**Text block**
Sylvia de Swaan was born in Czernowitz (Chernivtsi) in 1941. The worst time, if one were Jewish. Today she is a successful photographer in America. Sylvia has returned to take pictures – more than once. Images of trains, rails, her hometown, nightmares. Powerful images. In August 2013 she was in Czernowitz again and I was lucky enough to meet her. Once more we had many intensive conversations and experiences. A good reason for an interview a few monthes later, to see how her new works grow.
Christian Herrmann: Sylvia, pictures of family members play an important role in some of your works. You hold them in the foreground of the picture; in the background we see landscapes or architectural elements. What should we know about you to be able to understand your photos? What traces are you searching for?
Sylvia de Swaan: I have very few family photos, even less documentation and only hazy memories of the constant change and movement that was my early childhood. When I ventured on the first of my journeys through post communist Eastern Europe in 1990, it was to retrace routes my family – mother, sister and I – traversed as refugees, and I instinctively brought along a small ID photo that was once affixed to my refugee papers circa 1947, as a reference to the child I once was. At some point when crossing the border between Germany and Czechoslovakia I took it out of my wallet and held it, just as you describe, before the train window to mark my connection to these familiar but alien lands that I was passing through. At first I felt shy about doing it, because I knew that it probably looked silly to a passer by. But later when I developed the film and made prints, I realized how resonant those pictures were and it generated new ideas about how to represent the intangible and the bygone.
I’m a visual artist, a photographer, I’m not a genealogist or a historian. I work on long-term personal projects that explore areas of interest to me. I‘m interested in the intersection between truth and fiction, metaphoric representation of memory and the cinematic juxtaposition of still images. I pay attention to the news of the day and the environment around me. It was the fall of communism that opened the doorway to my past and turned my attention to my own personal history as subject matter for my work. In my journal I wrote, “how does one photograph an absence?” and it was to fill that absence that I entered the picture frame holding photos or other items of personal significance, like that model P38 bomber that I pretend to be flying over a railroad track in Poland, in a photo titled “The War Game 1994” – to replicate a recurrent nightmare from my childhood years. I created another version of “The War Game” in Czernowitz this summer. By the way, my technique is simple and strait forward, it’s more about ideas than technology. Everything you see in my pictures was also in front of my camera, no photoshop.
Christian Herrmann: You have by now been a number of times for extended trips in Eastern Europe, as well as your home town Czernowitz (Chernivtsi). Your early trips you’ve processed in a series entitled “Return”, a kind of journey into the past. Can you tell us about this experience?
Sylvia de Swaan: The road to Czernowitz has been a long and arduous process –, an odyssey of many circuitous trajectories, over many years, partly by circumstance and partly by intention. I don’t travel with the help an agent, I don’t look to make it easy for myself, it seemed fitting that a journey into my past be filled with obstacles and road blocks, endless eighteen hour train rides, unfriendly border guards and fear and fatigue – in a sense it is part of my creative process, it’s where I develop new ideas from one trip to the next. I think I told you elsewhere that I shed a river of tears over this project, but that it has also brought me much joy, many adventures, amazing places and wonderful people and a vehicle to express my visual idea – because in the end it’s also about photography and the decisions I make to create meaning.

**Information shown**
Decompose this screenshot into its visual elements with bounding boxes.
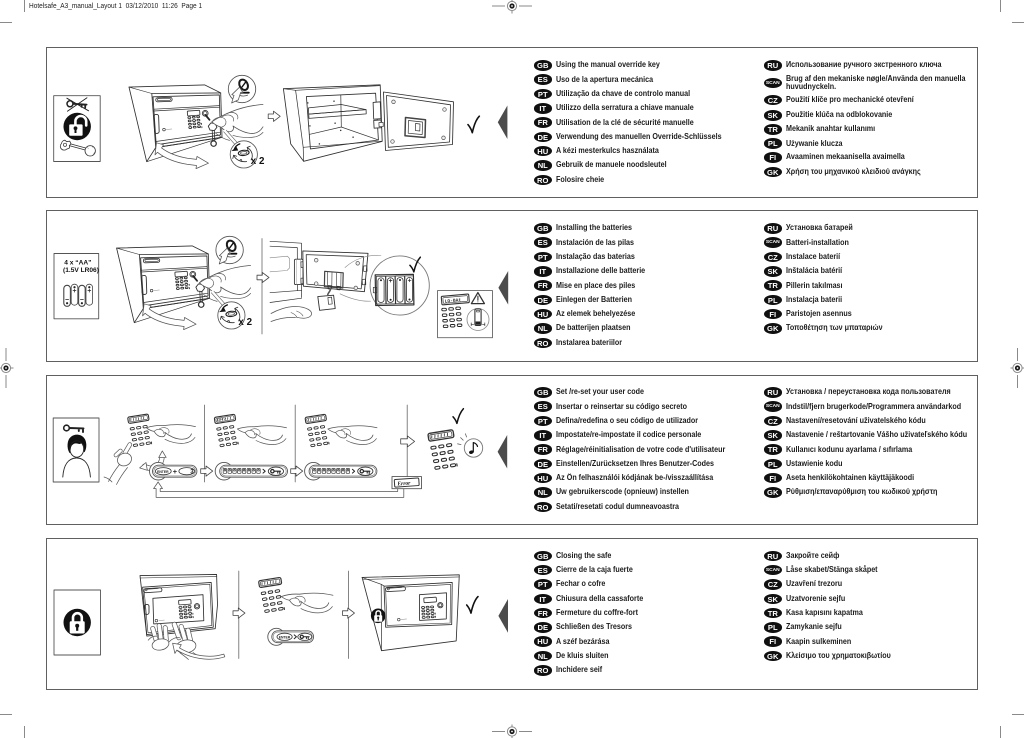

**The task**
Put this sentence from the interview into Spanish: "I work on long-term personal projects that explore areas of interest to me."

**Output of the exercise**
Trabajo en proyectos personales a largo plazo que exploran áreas de interés para mí.